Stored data
━━━━━━━━

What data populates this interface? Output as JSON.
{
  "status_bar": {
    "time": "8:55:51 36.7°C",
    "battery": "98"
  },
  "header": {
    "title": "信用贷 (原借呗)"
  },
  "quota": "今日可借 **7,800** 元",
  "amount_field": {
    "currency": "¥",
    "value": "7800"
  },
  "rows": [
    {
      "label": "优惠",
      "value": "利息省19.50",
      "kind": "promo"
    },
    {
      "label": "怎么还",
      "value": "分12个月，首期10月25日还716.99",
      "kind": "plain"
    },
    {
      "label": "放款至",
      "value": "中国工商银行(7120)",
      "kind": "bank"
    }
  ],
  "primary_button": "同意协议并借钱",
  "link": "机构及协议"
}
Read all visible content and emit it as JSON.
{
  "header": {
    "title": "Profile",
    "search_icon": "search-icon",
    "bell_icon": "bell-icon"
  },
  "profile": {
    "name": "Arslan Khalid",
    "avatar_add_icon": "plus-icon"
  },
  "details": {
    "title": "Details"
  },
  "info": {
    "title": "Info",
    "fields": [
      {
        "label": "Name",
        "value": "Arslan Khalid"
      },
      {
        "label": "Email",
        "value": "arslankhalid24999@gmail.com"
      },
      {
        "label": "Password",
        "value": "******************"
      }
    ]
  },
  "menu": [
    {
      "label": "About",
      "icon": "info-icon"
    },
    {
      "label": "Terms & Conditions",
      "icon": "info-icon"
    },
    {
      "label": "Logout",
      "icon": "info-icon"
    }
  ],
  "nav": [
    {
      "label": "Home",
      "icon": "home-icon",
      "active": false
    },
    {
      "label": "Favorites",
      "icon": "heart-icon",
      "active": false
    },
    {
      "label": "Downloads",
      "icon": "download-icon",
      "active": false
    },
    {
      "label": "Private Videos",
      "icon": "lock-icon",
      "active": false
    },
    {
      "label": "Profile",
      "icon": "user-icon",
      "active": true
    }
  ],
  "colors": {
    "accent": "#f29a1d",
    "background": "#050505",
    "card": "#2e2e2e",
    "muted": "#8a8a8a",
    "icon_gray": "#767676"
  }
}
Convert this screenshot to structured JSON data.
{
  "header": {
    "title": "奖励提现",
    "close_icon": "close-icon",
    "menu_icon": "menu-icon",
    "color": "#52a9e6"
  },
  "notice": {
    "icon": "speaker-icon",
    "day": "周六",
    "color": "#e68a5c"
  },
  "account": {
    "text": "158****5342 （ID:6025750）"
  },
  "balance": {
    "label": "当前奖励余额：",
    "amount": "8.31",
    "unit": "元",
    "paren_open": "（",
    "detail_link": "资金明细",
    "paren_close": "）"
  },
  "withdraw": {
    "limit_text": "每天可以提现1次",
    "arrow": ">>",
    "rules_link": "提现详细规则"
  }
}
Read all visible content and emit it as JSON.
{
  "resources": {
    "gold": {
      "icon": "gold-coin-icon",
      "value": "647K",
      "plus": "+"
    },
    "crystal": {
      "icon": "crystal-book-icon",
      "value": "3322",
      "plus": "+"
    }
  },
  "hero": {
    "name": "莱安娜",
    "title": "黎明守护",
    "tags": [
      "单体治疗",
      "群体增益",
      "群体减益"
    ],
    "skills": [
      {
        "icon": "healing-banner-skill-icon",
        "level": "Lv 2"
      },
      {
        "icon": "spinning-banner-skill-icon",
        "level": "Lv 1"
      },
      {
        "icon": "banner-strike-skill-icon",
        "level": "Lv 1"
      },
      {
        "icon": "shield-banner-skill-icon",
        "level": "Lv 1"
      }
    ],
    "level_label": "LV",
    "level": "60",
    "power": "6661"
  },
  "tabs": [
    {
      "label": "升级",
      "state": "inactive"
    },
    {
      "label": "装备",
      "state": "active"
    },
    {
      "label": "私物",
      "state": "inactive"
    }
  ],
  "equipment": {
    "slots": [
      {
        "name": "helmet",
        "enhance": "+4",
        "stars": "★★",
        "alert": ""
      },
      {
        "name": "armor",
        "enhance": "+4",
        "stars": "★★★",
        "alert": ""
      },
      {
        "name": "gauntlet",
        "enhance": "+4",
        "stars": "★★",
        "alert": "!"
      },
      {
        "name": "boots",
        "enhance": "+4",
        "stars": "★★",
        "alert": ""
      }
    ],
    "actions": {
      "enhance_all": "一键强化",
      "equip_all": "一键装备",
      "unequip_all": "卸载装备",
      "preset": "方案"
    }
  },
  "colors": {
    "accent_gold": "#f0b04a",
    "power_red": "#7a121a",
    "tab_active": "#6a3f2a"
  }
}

━━━━━━━━

■ Task to carry out
Write the listing out again, exactly as it reads.

■ Complete answer
What data populates this interface? Output as JSON.
{
  "status_bar": {
    "time": "8:55:51 36.7°C",
    "battery": "98"
  },
  "header": {
    "title": "信用贷 (原借呗)"
  },
  "quota": "今日可借 **7,800** 元",
  "amount_field": {
    "currency": "¥",
    "value": "7800"
  },
  "rows": [
    {
      "label": "优惠",
      "value": "利息省19.50",
      "kind": "promo"
    },
    {
      "label": "怎么还",
      "value": "分12个月，首期10月25日还716.99",
      "kind": "plain"
    },
    {
      "label": "放款至",
      "value": "中国工商银行(7120)",
      "kind": "bank"
    }
  ],
  "primary_button": "同意协议并借钱",
  "link": "机构及协议"
}
Read all visible content and emit it as JSON.
{
  "header": {
    "title": "Profile",
    "search_icon": "search-icon",
    "bell_icon": "bell-icon"
  },
  "profile": {
    "name": "Arslan Khalid",
    "avatar_add_icon": "plus-icon"
  },
  "details": {
    "title": "Details"
  },
  "info": {
    "title": "Info",
    "fields": [
      {
        "label": "Name",
        "value": "Arslan Khalid"
      },
      {
        "label": "Email",
        "value": "arslankhalid24999@gmail.com"
      },
      {
        "label": "Password",
        "value": "******************"
      }
    ]
  },
  "menu": [
    {
      "label": "About",
      "icon": "info-icon"
    },
    {
      "label": "Terms & Conditions",
      "icon": "info-icon"
    },
    {
      "label": "Logout",
      "icon": "info-icon"
    }
  ],
  "nav": [
    {
      "label": "Home",
      "icon": "home-icon",
      "active": false
    },
    {
      "label": "Favorites",
      "icon": "heart-icon",
      "active": false
    },
    {
      "label": "Downloads",
      "icon": "download-icon",
      "active": false
    },
    {
      "label": "Private Videos",
      "icon": "lock-icon",
      "active": false
    },
    {
      "label": "Profile",
      "icon": "user-icon",
      "active": true
    }
  ],
  "colors": {
    "accent": "#f29a1d",
    "background": "#050505",
    "card": "#2e2e2e",
    "muted": "#8a8a8a",
    "icon_gray": "#767676"
  }
}
Convert this screenshot to structured JSON data.
{
  "header": {
    "title": "奖励提现",
    "close_icon": "close-icon",
    "menu_icon": "menu-icon",
    "color": "#52a9e6"
  },
  "notice": {
    "icon": "speaker-icon",
    "day": "周六",
    "color": "#e68a5c"
  },
  "account": {
    "text": "158****5342 （ID:6025750）"
  },
  "balance": {
    "label": "当前奖励余额：",
    "amount": "8.31",
    "unit": "元",
    "paren_open": "（",
    "detail_link": "资金明细",
    "paren_close": "）"
  },
  "withdraw": {
    "limit_text": "每天可以提现1次",
    "arrow": ">>",
    "rules_link": "提现详细规则"
  }
}
Read all visible content and emit it as JSON.
{
  "resources": {
    "gold": {
      "icon": "gold-coin-icon",
      "value": "647K",
      "plus": "+"
    },
    "crystal": {
      "icon": "crystal-book-icon",
      "value": "3322",
      "plus": "+"
    }
  },
  "hero": {
    "name": "莱安娜",
    "title": "黎明守护",
    "tags": [
      "单体治疗",
      "群体增益",
      "群体减益"
    ],
    "skills": [
      {
        "icon": "healing-banner-skill-icon",
        "level": "Lv 2"
      },
      {
        "icon": "spinning-banner-skill-icon",
        "level": "Lv 1"
      },
      {
        "icon": "banner-strike-skill-icon",
        "level": "Lv 1"
      },
      {
        "icon": "shield-banner-skill-icon",
        "level": "Lv 1"
      }
    ],
    "level_label": "LV",
    "level": "60",
    "power": "6661"
  },
  "tabs": [
    {
      "label": "升级",
      "state": "inactive"
    },
    {
      "label": "装备",
      "state": "active"
    },
    {
      "label": "私物",
      "state": "inactive"
    }
  ],
  "equipment": {
    "slots": [
      {
        "name": "helmet",
        "enhance": "+4",
        "stars": "★★",
        "alert": ""
      },
      {
        "name": "armor",
        "enhance": "+4",
        "stars": "★★★",
        "alert": ""
      },
      {
        "name": "gauntlet",
        "enhance": "+4",
        "stars": "★★",
        "alert": "!"
      },
      {
        "name": "boots",
        "enhance": "+4",
        "stars": "★★",
        "alert": ""
      }
    ],
    "actions": {
      "enhance_all": "一键强化",
      "equip_all": "一键装备",
      "unequip_all": "卸载装备",
      "preset": "方案"
    }
  },
  "colors": {
    "accent_gold": "#f0b04a",
    "power_red": "#7a121a",
    "tab_active": "#6a3f2a"
  }
}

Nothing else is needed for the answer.